■ Data records:

= = = = = = =

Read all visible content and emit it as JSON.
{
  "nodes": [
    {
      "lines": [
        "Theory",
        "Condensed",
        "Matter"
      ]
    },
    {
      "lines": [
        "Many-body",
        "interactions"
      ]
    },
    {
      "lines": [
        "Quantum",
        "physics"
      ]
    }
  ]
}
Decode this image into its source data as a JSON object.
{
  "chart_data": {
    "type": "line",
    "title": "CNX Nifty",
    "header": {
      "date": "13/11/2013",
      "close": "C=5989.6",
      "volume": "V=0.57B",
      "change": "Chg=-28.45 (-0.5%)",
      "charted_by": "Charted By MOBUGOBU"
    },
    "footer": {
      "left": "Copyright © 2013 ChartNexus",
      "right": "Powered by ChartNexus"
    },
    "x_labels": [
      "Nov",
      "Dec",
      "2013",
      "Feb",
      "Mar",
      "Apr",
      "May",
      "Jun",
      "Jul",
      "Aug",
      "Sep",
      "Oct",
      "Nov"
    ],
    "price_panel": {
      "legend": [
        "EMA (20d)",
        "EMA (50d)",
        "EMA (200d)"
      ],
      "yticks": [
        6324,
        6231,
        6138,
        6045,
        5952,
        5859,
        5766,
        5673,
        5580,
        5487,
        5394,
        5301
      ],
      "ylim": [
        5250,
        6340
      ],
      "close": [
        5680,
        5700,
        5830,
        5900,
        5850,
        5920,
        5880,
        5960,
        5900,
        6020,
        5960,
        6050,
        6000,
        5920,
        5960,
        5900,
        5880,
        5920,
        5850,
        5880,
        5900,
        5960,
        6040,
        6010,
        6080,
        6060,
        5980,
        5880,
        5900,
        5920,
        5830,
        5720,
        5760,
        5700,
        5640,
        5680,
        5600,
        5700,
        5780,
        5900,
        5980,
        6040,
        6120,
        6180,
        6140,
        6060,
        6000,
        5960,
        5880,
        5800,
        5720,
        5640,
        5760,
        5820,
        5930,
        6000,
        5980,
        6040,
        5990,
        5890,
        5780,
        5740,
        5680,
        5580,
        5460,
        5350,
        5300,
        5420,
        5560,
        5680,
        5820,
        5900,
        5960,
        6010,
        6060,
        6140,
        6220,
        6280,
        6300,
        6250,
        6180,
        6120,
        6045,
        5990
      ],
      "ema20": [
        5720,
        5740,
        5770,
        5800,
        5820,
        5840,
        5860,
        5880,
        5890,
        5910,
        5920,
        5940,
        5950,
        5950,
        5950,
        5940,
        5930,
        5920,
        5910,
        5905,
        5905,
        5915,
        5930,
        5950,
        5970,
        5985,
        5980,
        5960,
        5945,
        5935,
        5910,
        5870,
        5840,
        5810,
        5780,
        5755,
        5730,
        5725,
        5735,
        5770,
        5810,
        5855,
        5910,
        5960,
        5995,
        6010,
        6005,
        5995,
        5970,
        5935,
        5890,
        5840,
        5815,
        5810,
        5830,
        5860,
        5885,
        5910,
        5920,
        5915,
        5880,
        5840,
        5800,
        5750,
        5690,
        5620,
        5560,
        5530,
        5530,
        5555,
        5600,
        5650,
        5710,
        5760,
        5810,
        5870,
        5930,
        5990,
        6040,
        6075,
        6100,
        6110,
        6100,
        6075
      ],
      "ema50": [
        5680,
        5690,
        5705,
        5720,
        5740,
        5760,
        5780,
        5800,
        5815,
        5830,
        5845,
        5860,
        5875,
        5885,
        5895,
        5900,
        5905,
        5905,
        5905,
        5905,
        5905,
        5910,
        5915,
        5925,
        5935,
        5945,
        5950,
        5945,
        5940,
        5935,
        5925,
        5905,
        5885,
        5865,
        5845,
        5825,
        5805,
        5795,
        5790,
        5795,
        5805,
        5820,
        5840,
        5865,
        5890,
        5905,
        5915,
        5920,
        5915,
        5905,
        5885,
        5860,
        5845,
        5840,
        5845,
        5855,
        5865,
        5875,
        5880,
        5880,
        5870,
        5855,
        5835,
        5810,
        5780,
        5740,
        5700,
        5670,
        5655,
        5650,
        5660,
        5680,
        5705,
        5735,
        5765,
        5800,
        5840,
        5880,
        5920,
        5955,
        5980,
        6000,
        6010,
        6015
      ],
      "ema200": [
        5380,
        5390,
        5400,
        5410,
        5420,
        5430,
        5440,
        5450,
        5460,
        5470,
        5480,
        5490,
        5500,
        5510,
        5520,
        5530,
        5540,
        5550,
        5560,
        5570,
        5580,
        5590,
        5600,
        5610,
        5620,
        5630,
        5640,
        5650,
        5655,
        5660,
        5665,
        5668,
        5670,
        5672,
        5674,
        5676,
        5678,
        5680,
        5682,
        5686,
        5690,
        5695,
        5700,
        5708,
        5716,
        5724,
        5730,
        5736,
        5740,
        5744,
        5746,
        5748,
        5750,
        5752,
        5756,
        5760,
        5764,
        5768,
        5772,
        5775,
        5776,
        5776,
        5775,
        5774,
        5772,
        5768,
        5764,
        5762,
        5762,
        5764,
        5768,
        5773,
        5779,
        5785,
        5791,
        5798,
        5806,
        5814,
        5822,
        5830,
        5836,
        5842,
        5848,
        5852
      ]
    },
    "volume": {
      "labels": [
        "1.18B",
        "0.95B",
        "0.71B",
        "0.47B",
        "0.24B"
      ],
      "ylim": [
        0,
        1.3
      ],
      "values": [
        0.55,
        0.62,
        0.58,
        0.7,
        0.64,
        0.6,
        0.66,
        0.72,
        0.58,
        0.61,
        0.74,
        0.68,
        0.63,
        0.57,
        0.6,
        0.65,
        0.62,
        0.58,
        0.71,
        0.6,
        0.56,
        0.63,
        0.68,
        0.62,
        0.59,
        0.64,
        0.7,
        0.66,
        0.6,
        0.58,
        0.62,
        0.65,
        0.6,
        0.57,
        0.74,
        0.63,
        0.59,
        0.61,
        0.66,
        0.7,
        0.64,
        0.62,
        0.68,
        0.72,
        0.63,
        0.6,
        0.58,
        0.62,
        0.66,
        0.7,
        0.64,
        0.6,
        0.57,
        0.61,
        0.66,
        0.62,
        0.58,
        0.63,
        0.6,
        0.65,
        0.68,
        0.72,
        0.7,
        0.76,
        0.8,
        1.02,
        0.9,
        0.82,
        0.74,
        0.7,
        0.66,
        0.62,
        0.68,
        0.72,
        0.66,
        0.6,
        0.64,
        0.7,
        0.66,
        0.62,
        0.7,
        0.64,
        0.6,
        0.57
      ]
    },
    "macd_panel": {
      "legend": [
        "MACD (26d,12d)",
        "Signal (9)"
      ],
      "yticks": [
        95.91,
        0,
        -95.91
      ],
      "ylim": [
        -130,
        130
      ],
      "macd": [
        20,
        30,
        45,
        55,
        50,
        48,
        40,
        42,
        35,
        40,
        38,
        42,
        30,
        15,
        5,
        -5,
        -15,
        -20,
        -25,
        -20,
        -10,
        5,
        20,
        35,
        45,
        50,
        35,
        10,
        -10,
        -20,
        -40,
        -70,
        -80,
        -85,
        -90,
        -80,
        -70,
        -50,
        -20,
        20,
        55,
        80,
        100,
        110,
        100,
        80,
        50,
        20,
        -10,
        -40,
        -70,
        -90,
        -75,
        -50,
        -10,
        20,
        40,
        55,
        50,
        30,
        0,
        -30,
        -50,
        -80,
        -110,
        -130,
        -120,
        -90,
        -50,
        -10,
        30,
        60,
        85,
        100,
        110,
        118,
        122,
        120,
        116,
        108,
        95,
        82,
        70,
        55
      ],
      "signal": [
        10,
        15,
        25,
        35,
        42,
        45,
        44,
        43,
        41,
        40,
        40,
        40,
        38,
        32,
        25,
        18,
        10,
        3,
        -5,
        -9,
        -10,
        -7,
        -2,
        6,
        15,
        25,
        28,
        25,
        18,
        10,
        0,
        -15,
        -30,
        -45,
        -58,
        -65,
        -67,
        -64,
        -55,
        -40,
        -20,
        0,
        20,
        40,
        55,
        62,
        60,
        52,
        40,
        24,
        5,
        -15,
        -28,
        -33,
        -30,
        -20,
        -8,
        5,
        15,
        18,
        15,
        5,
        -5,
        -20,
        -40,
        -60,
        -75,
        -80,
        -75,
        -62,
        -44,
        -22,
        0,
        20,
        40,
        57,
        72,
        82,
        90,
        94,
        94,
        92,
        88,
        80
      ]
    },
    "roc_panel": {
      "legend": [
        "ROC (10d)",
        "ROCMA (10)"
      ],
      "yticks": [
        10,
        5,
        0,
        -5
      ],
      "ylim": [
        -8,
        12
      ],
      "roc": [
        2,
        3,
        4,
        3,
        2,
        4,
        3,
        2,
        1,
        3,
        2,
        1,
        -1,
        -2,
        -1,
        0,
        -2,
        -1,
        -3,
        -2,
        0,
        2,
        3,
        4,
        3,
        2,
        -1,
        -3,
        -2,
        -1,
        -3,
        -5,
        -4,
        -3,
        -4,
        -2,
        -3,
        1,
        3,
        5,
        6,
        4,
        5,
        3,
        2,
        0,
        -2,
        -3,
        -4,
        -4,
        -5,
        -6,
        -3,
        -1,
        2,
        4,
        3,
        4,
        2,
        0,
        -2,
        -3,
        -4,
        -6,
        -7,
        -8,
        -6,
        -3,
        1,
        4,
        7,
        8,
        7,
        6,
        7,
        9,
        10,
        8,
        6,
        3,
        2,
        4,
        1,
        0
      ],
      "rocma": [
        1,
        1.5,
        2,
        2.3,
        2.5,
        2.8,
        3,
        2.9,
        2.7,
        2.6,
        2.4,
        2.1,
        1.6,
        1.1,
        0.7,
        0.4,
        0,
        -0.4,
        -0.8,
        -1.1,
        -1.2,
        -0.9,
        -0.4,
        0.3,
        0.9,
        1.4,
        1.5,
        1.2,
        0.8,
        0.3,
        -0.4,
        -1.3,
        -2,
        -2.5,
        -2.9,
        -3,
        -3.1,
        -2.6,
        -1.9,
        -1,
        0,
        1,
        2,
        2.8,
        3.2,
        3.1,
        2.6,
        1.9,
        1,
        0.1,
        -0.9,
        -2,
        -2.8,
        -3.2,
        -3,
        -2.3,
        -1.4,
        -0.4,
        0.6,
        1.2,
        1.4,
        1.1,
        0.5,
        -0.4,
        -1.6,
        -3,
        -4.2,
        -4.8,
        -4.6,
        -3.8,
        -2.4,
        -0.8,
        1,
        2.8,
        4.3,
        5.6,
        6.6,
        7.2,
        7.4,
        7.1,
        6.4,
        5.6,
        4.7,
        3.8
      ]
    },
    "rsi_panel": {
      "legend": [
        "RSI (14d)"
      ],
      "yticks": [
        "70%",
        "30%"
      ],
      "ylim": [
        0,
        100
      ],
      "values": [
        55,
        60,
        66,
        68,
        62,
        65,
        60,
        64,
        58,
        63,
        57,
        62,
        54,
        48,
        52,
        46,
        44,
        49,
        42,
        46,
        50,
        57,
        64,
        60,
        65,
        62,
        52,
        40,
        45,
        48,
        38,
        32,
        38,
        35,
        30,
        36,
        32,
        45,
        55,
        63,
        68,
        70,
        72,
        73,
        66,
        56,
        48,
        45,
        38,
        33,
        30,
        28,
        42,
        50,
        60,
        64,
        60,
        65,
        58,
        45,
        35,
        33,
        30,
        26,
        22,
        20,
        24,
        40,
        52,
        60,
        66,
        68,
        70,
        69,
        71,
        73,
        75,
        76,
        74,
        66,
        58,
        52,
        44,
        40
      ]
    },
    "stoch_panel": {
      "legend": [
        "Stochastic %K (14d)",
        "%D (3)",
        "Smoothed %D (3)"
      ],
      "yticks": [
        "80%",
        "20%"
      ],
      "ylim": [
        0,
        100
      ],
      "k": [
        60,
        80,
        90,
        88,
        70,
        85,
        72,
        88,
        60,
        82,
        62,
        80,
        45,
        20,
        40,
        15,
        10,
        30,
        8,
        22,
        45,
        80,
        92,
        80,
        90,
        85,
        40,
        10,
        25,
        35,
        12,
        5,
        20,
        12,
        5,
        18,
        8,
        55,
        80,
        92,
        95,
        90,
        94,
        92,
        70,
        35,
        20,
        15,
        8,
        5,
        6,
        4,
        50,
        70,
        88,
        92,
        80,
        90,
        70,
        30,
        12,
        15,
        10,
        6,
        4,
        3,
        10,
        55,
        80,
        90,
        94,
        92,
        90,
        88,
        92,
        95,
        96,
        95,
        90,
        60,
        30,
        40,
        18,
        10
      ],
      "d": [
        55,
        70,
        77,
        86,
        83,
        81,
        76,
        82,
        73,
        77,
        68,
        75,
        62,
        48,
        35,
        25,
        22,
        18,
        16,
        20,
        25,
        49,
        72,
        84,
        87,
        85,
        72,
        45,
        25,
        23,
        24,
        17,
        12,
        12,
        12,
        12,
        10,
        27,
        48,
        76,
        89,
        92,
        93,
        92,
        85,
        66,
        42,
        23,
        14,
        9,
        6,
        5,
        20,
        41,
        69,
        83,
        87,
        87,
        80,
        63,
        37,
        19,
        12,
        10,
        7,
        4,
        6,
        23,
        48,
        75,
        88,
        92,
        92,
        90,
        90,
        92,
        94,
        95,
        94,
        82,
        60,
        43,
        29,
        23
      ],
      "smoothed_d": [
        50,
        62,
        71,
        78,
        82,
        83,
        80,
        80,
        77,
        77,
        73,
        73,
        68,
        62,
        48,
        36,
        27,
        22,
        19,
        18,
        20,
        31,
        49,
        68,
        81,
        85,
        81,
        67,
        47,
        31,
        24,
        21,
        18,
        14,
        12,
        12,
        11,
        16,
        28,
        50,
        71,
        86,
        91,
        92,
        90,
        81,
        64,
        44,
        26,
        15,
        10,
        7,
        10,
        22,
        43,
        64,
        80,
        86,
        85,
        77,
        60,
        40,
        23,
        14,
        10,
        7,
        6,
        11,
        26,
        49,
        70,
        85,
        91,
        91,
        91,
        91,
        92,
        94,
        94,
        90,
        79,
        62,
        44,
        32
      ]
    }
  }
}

= = = = = = =

■ Given instruction: Gather up, from the records above, each line where the word "ChartNexus" appears.

■ Right answer:
      "left": "Copyright © 2013 ChartNexus",
      "right": "Powered by ChartNexus"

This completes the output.